*GIVEN INSTRUCTION*.
Retype all the records with nothing changed.

*GIVEN ENTRIES*.
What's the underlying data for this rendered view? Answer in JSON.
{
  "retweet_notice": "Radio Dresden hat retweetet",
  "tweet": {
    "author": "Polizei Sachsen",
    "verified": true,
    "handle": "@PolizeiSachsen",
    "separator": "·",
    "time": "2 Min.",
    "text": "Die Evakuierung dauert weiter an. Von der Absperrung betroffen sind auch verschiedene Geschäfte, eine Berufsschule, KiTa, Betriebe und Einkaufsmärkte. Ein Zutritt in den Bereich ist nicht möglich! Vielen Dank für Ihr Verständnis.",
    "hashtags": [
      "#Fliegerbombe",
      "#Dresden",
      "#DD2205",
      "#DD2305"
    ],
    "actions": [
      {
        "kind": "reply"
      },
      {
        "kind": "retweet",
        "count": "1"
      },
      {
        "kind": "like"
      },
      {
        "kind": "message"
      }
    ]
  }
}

*REPLY TO THE EXERCISE*.
What's the underlying data for this rendered view? Answer in JSON.
{
  "retweet_notice": "Radio Dresden hat retweetet",
  "tweet": {
    "author": "Polizei Sachsen",
    "verified": true,
    "handle": "@PolizeiSachsen",
    "separator": "·",
    "time": "2 Min.",
    "text": "Die Evakuierung dauert weiter an. Von der Absperrung betroffen sind auch verschiedene Geschäfte, eine Berufsschule, KiTa, Betriebe und Einkaufsmärkte. Ein Zutritt in den Bereich ist nicht möglich! Vielen Dank für Ihr Verständnis.",
    "hashtags": [
      "#Fliegerbombe",
      "#Dresden",
      "#DD2205",
      "#DD2305"
    ],
    "actions": [
      {
        "kind": "reply"
      },
      {
        "kind": "retweet",
        "count": "1"
      },
      {
        "kind": "like"
      },
      {
        "kind": "message"
      }
    ]
  }
}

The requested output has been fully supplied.